Copy every line from the data below in which the string "right" can be found.

***

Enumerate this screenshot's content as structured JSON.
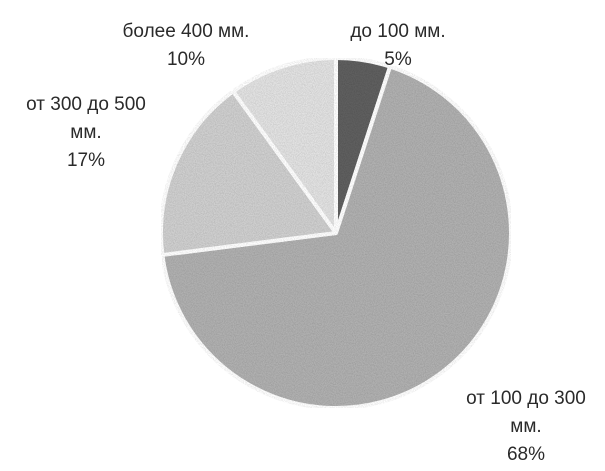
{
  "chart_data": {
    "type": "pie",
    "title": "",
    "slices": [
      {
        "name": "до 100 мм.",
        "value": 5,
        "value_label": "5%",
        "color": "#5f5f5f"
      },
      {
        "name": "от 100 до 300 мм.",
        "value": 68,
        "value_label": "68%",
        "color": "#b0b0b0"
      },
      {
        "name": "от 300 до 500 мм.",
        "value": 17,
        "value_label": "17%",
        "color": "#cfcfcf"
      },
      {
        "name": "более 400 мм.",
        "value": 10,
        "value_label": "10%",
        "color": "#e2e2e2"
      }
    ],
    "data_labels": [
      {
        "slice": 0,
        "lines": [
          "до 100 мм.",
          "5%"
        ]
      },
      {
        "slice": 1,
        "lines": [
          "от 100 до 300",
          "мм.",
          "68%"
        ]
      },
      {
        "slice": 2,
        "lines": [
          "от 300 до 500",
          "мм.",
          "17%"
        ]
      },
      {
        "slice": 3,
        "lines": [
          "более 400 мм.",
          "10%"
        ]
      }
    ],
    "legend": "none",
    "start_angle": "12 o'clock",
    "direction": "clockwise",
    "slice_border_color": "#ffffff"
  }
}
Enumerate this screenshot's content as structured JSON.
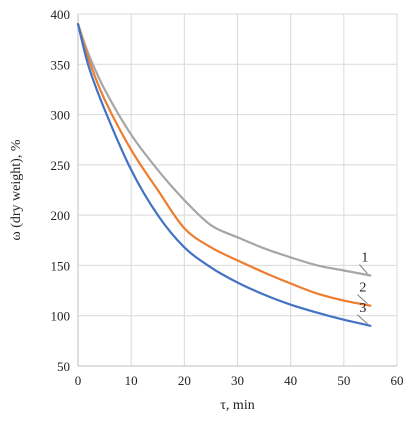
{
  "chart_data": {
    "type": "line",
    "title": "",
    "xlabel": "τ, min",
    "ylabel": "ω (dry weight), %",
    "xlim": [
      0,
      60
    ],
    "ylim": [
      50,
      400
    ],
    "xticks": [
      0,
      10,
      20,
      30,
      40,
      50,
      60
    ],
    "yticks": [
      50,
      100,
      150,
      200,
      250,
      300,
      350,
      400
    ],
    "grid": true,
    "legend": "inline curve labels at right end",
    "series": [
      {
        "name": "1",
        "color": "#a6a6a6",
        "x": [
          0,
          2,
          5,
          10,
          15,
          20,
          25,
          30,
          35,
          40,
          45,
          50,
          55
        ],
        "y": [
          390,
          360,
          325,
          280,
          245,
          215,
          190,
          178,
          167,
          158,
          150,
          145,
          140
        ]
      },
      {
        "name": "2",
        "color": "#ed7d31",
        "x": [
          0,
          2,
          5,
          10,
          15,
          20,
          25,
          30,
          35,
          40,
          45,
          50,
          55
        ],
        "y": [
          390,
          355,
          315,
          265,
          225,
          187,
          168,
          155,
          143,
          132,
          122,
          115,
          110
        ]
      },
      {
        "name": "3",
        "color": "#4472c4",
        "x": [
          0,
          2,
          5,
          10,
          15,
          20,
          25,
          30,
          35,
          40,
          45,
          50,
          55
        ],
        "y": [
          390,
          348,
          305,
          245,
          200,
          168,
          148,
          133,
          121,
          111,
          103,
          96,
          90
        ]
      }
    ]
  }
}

***

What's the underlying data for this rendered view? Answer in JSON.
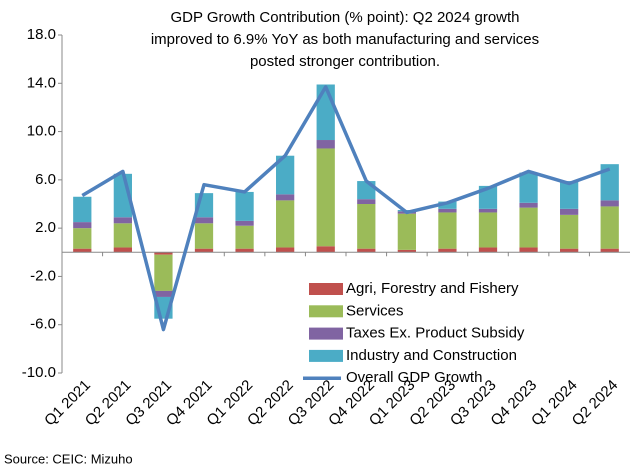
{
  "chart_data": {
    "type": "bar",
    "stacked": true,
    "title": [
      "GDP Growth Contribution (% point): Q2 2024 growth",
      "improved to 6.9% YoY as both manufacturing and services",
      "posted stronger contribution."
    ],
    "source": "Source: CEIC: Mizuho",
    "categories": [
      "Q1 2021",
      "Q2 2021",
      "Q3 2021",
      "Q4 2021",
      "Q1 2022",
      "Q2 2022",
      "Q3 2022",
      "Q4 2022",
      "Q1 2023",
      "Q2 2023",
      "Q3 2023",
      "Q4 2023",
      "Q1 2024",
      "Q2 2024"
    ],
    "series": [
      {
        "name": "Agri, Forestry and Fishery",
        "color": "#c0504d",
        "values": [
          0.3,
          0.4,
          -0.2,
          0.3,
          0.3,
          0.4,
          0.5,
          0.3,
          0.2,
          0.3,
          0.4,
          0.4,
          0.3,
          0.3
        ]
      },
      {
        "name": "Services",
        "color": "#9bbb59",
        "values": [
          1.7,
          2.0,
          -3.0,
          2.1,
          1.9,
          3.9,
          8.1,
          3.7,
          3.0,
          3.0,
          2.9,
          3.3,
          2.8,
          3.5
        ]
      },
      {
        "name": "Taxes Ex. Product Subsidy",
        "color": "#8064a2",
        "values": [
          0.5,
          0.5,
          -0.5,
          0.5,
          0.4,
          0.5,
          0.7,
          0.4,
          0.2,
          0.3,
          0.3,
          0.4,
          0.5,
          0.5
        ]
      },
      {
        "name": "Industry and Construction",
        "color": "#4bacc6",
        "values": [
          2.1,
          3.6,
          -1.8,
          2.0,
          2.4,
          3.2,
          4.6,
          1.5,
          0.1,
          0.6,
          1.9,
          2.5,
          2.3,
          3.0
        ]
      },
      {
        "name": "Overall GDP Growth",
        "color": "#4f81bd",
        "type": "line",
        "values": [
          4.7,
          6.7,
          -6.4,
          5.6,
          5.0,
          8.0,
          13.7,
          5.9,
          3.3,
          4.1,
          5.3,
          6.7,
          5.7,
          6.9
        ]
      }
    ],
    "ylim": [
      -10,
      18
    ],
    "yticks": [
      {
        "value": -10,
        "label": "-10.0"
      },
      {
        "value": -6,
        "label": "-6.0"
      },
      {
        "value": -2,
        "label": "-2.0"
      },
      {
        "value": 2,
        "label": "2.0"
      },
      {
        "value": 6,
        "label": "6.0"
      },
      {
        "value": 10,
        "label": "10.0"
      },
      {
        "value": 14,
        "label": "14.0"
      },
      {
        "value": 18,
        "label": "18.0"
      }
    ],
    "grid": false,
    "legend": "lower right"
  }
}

***

▶ _FINAL RESULT_:
    "legend": "inline curve labels at right end",
    "legend": "lower right"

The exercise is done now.